TASK STATEMENT
Write the data out again in full, with no departure from the original.

THE INPUT
Start

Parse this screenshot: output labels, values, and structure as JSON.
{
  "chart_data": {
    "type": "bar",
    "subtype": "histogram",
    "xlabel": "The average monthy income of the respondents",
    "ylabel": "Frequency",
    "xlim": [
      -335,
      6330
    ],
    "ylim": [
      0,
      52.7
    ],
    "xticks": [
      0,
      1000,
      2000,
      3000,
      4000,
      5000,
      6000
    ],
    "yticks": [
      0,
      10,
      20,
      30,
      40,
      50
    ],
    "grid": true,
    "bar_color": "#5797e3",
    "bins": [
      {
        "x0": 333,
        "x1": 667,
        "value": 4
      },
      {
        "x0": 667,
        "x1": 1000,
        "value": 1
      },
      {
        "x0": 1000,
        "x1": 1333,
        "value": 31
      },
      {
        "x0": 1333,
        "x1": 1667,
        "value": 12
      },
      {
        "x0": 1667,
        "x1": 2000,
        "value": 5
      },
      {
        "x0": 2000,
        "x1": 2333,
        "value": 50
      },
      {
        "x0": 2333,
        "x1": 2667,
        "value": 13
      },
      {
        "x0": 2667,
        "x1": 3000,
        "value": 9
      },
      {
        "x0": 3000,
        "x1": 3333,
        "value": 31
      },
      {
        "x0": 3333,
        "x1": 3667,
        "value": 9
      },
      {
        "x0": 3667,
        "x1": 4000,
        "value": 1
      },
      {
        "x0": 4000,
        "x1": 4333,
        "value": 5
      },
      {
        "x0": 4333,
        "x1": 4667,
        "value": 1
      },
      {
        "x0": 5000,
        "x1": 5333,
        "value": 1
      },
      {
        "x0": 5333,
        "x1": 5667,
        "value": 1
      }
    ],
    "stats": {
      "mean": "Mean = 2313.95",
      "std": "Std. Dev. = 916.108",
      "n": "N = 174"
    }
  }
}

End

EXPECTED ANSWER
Parse this screenshot: output labels, values, and structure as JSON.
{
  "chart_data": {
    "type": "bar",
    "subtype": "histogram",
    "xlabel": "The average monthy income of the respondents",
    "ylabel": "Frequency",
    "xlim": [
      -335,
      6330
    ],
    "ylim": [
      0,
      52.7
    ],
    "xticks": [
      0,
      1000,
      2000,
      3000,
      4000,
      5000,
      6000
    ],
    "yticks": [
      0,
      10,
      20,
      30,
      40,
      50
    ],
    "grid": true,
    "bar_color": "#5797e3",
    "bins": [
      {
        "x0": 333,
        "x1": 667,
        "value": 4
      },
      {
        "x0": 667,
        "x1": 1000,
        "value": 1
      },
      {
        "x0": 1000,
        "x1": 1333,
        "value": 31
      },
      {
        "x0": 1333,
        "x1": 1667,
        "value": 12
      },
      {
        "x0": 1667,
        "x1": 2000,
        "value": 5
      },
      {
        "x0": 2000,
        "x1": 2333,
        "value": 50
      },
      {
        "x0": 2333,
        "x1": 2667,
        "value": 13
      },
      {
        "x0": 2667,
        "x1": 3000,
        "value": 9
      },
      {
        "x0": 3000,
        "x1": 3333,
        "value": 31
      },
      {
        "x0": 3333,
        "x1": 3667,
        "value": 9
      },
      {
        "x0": 3667,
        "x1": 4000,
        "value": 1
      },
      {
        "x0": 4000,
        "x1": 4333,
        "value": 5
      },
      {
        "x0": 4333,
        "x1": 4667,
        "value": 1
      },
      {
        "x0": 5000,
        "x1": 5333,
        "value": 1
      },
      {
        "x0": 5333,
        "x1": 5667,
        "value": 1
      }
    ],
    "stats": {
      "mean": "Mean = 2313.95",
      "std": "Std. Dev. = 916.108",
      "n": "N = 174"
    }
  }
}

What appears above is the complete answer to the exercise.